Given request:
Do any lines in the data below contain "XBar"? If so, copy every one of them.

Records for this task:

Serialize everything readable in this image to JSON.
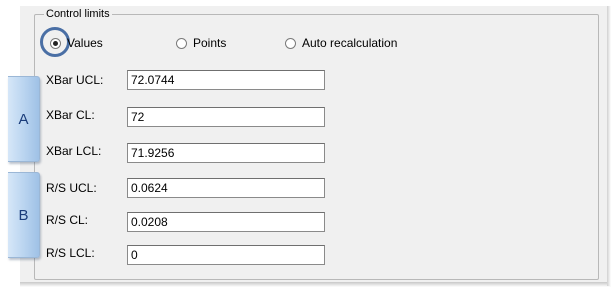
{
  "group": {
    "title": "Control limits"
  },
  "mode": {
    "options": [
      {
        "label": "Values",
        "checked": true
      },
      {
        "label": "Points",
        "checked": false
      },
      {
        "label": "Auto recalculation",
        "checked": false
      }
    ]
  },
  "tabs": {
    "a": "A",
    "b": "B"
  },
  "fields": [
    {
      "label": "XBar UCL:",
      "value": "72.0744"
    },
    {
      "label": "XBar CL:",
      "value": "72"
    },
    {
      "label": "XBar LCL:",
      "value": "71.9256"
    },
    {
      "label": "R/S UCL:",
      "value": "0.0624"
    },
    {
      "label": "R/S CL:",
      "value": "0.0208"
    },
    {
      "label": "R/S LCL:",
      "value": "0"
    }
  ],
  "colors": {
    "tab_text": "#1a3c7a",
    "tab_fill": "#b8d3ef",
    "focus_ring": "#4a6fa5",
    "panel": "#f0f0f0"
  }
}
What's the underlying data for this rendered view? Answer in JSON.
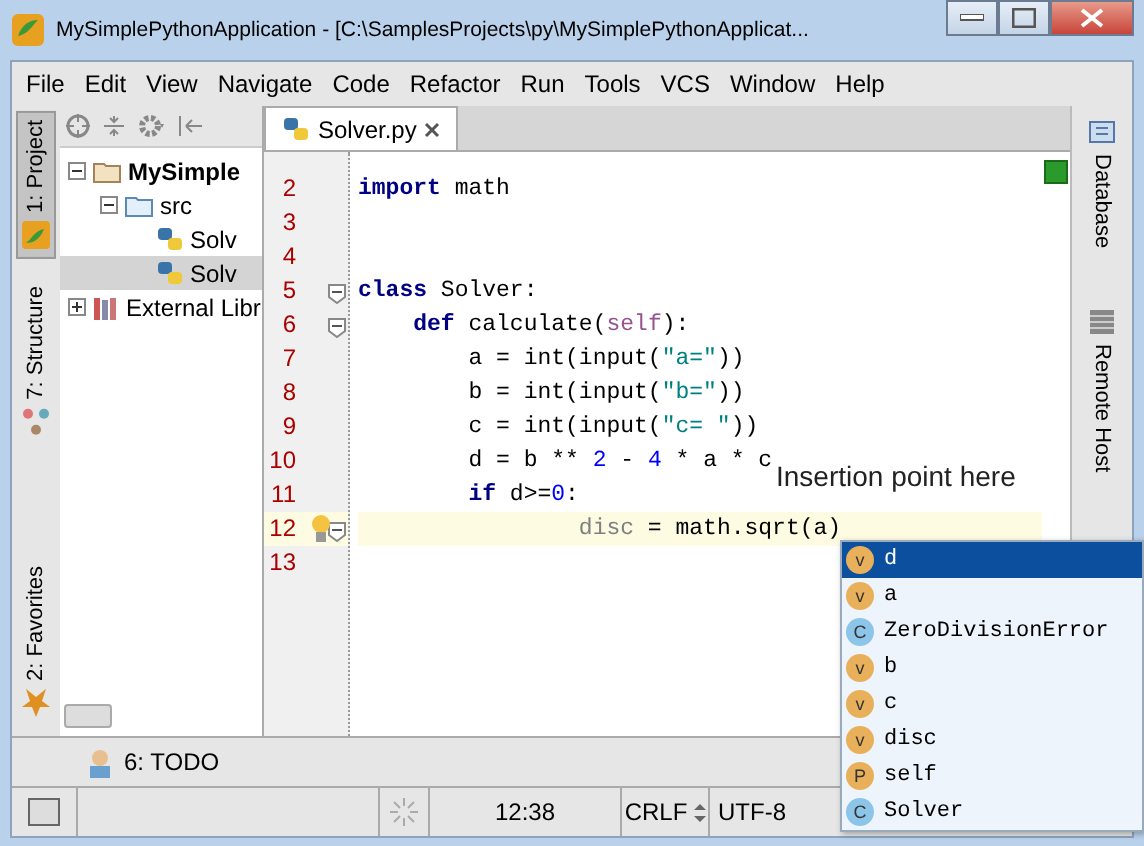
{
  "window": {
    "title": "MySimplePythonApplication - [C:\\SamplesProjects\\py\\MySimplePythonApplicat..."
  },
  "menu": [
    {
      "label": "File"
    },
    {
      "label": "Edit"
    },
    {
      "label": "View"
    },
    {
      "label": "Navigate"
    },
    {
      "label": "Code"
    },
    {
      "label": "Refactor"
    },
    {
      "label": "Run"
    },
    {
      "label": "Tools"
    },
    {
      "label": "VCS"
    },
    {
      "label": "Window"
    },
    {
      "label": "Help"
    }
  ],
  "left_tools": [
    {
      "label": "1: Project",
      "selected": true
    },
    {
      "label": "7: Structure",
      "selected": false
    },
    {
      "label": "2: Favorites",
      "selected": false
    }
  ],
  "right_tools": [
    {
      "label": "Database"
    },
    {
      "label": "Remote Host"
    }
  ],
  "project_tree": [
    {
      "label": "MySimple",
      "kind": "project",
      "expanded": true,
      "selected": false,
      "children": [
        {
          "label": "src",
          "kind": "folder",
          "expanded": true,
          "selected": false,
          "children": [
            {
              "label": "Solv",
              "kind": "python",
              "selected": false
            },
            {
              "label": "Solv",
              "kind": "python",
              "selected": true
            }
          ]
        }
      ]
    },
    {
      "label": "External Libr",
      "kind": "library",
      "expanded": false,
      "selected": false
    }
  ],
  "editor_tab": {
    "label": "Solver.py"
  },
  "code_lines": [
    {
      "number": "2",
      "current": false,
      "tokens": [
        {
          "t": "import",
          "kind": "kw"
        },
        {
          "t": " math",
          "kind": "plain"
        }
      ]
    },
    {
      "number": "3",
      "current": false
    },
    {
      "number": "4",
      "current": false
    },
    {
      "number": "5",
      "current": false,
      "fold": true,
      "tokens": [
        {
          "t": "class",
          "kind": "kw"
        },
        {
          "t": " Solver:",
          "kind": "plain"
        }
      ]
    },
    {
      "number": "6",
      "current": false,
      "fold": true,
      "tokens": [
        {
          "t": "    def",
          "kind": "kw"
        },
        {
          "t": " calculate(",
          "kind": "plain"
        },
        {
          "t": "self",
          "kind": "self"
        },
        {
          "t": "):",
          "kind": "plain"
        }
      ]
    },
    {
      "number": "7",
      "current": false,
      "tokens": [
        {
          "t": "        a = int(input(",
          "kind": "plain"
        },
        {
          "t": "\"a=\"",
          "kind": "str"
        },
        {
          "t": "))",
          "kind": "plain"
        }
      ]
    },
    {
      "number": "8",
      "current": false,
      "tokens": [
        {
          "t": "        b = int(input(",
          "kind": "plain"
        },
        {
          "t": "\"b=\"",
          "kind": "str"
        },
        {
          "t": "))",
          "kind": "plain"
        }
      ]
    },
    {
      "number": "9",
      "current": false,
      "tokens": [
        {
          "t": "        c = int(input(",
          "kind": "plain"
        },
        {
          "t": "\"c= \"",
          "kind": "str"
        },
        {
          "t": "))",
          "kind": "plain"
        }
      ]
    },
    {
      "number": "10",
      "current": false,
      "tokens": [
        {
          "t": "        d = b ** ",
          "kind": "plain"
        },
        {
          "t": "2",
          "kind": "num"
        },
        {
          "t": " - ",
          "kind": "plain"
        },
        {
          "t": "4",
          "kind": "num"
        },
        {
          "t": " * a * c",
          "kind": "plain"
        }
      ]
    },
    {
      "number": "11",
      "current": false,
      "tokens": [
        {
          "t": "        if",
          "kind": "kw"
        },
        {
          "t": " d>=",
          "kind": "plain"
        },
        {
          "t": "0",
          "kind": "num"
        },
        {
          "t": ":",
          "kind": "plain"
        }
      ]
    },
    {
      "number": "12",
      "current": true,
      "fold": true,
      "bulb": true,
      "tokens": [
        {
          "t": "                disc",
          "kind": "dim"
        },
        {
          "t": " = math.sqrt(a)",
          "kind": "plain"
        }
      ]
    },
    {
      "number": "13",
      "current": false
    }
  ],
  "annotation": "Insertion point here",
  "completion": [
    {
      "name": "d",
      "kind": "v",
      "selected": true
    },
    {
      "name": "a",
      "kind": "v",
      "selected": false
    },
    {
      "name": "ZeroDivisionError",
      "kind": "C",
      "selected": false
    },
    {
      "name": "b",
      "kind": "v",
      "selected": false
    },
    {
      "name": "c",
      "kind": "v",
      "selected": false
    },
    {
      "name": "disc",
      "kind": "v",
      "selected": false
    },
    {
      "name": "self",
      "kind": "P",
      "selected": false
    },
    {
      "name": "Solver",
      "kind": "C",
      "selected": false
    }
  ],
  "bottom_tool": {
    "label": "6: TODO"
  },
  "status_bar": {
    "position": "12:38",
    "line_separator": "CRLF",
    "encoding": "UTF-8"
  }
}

Finished answer:
      "label": "XBar UCL:",
      "label": "XBar CL:",
      "label": "XBar LCL:",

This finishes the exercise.